### Records from a data collection
- - -

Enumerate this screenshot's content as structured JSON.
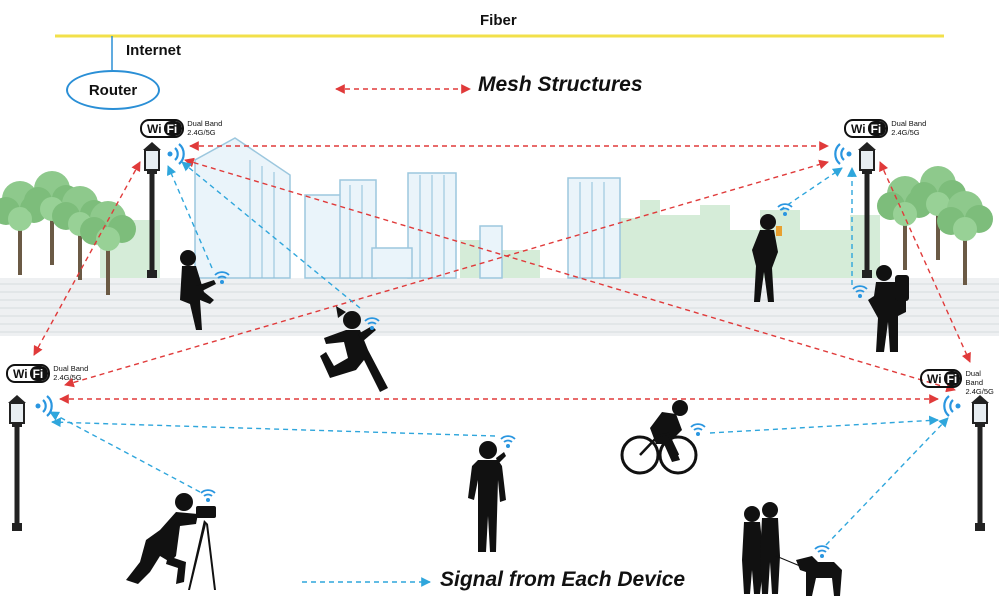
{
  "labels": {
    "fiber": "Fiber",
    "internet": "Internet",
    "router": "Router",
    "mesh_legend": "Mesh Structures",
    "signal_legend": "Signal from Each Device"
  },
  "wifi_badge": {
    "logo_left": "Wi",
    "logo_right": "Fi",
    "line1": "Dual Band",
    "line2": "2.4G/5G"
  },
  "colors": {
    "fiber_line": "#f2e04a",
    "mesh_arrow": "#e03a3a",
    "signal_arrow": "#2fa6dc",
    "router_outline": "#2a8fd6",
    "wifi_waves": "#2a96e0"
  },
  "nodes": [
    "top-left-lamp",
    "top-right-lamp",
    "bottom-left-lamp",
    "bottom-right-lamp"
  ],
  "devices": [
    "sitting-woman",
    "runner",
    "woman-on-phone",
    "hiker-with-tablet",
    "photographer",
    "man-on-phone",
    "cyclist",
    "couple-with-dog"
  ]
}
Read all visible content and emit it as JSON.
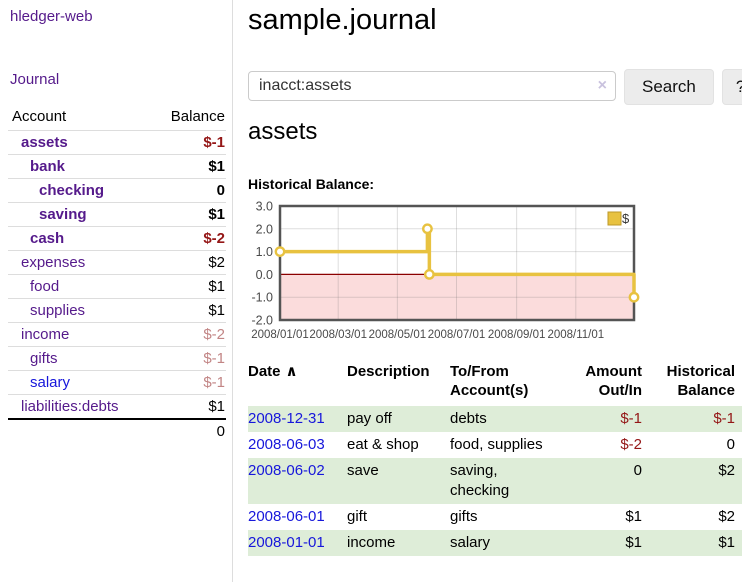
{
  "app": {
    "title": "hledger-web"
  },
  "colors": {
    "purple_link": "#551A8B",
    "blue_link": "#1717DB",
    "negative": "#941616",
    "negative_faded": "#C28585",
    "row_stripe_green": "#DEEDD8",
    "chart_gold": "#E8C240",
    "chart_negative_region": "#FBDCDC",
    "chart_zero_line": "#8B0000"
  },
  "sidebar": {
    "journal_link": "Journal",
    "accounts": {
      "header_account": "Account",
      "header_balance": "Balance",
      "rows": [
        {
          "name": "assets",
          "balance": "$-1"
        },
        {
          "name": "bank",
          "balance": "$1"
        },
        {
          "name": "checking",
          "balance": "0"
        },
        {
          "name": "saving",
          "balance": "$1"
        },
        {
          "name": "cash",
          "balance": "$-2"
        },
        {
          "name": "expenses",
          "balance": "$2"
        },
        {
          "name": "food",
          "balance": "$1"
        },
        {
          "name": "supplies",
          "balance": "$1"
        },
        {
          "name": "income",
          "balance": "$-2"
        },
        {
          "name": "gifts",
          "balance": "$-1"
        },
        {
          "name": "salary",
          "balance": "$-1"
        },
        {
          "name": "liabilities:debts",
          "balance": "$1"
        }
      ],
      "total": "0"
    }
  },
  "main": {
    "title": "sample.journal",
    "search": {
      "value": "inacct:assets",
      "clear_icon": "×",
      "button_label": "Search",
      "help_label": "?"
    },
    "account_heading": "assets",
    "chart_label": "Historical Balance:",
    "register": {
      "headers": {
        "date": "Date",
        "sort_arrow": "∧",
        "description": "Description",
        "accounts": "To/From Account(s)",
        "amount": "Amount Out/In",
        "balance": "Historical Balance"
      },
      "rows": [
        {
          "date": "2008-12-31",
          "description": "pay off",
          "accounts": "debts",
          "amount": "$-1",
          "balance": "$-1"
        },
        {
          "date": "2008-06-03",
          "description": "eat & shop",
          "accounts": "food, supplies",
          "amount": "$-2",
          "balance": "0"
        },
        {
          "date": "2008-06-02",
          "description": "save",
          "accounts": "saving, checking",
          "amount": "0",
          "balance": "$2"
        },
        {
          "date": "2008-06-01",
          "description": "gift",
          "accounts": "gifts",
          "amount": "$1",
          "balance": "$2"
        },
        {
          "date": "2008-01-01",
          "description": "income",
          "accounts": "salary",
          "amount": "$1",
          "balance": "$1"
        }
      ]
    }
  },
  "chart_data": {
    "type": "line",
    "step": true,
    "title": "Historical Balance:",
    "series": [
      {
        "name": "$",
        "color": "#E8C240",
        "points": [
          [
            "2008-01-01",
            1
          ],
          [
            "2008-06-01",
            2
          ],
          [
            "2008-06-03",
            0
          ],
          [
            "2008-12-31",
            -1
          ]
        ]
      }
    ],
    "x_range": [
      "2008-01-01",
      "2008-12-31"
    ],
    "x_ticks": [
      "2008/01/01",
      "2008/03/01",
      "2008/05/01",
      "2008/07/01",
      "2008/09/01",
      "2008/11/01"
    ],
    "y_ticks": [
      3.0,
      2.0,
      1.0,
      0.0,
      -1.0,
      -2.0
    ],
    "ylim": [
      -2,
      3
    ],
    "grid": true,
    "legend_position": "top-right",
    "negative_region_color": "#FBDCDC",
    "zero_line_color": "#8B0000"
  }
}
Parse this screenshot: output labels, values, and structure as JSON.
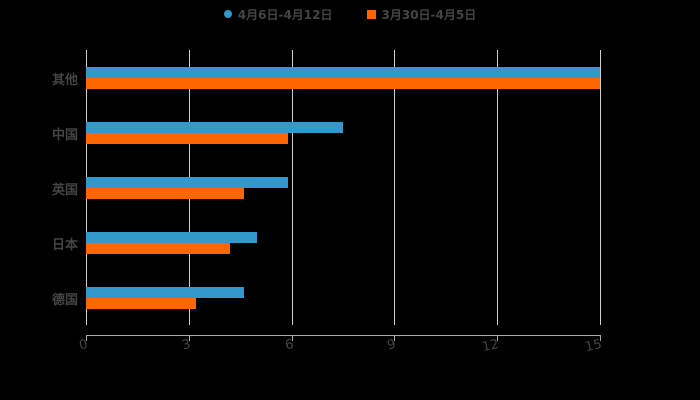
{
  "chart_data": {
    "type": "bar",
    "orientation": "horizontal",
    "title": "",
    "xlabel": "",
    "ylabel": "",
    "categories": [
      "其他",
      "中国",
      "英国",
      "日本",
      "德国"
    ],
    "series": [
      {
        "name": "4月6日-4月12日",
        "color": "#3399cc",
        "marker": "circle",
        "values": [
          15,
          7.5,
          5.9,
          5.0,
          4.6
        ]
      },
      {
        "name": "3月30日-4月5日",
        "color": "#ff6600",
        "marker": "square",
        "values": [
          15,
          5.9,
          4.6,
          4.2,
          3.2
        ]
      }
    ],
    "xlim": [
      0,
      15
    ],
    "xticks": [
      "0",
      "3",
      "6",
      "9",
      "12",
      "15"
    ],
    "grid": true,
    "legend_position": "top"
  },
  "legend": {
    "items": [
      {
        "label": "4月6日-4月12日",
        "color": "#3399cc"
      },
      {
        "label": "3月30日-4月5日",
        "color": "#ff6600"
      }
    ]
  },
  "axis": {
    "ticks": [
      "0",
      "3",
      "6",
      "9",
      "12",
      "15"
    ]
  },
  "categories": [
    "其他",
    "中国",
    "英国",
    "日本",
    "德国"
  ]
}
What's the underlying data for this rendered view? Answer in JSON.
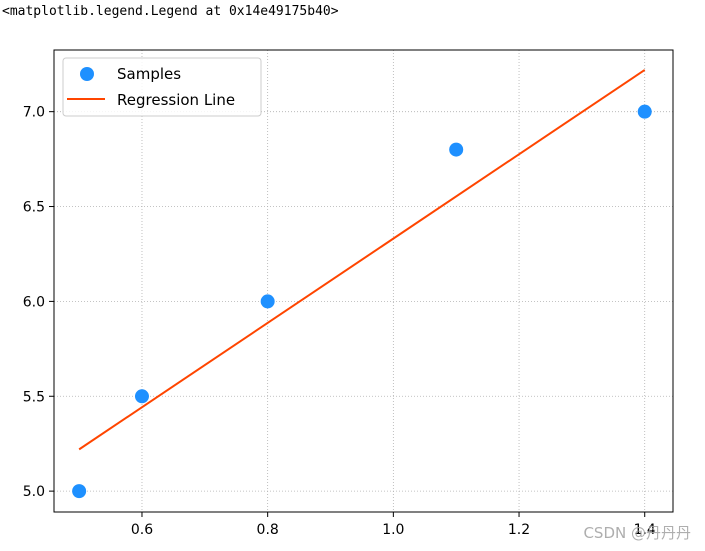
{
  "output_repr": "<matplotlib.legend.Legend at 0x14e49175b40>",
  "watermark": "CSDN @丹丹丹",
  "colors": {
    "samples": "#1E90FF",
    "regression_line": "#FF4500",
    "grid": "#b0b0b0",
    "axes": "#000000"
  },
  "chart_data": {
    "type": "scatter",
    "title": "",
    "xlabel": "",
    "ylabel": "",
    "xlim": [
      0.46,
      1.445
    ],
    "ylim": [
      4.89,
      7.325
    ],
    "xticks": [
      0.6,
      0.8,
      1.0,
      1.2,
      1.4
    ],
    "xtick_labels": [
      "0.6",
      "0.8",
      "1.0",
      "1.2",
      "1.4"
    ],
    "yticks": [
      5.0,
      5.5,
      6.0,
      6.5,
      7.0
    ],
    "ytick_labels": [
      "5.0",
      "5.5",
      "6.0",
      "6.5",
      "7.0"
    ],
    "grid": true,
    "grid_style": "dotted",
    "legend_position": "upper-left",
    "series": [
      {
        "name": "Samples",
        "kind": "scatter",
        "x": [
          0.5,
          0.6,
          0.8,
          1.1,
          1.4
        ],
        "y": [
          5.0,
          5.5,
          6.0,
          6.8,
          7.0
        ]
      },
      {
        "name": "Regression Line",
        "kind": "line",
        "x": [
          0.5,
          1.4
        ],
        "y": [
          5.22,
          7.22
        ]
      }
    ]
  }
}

- - -

### STATED EXERCISE
Copy in full each line that holds the word "FBDCDC".

### RESULT OF THE TASK
    "chart_negative_region": "#FBDCDC",
    "negative_region_color": "#FBDCDC",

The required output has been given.